EXCERPTED RECORDS -
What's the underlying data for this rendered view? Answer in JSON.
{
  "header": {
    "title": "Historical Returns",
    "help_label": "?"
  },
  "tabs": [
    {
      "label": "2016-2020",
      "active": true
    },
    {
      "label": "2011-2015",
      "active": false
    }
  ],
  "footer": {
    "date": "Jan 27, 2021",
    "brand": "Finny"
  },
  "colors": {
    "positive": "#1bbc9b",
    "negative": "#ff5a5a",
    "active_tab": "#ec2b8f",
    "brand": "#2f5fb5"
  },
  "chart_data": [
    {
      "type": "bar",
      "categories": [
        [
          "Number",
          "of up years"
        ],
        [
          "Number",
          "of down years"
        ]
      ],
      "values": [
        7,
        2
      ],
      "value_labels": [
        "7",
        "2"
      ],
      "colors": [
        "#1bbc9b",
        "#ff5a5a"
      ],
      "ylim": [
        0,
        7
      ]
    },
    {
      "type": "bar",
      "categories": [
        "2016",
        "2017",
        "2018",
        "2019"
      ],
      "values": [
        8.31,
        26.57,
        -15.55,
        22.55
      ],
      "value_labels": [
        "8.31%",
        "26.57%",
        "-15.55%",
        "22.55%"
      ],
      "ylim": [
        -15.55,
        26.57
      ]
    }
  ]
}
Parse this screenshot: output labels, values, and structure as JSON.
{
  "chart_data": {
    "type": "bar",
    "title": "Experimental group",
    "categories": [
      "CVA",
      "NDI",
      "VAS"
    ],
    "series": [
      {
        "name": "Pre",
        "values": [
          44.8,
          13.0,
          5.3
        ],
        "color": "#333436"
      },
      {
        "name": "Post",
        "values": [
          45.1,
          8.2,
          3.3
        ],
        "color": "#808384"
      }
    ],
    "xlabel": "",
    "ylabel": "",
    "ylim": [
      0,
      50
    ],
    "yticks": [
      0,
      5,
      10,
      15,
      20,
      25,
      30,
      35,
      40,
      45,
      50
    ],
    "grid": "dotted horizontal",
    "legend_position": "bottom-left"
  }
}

WORK TO DO -
List every line in the records above that contains the word "JSON".

THE REPLY -
What's the underlying data for this rendered view? Answer in JSON.
Parse this screenshot: output labels, values, and structure as JSON.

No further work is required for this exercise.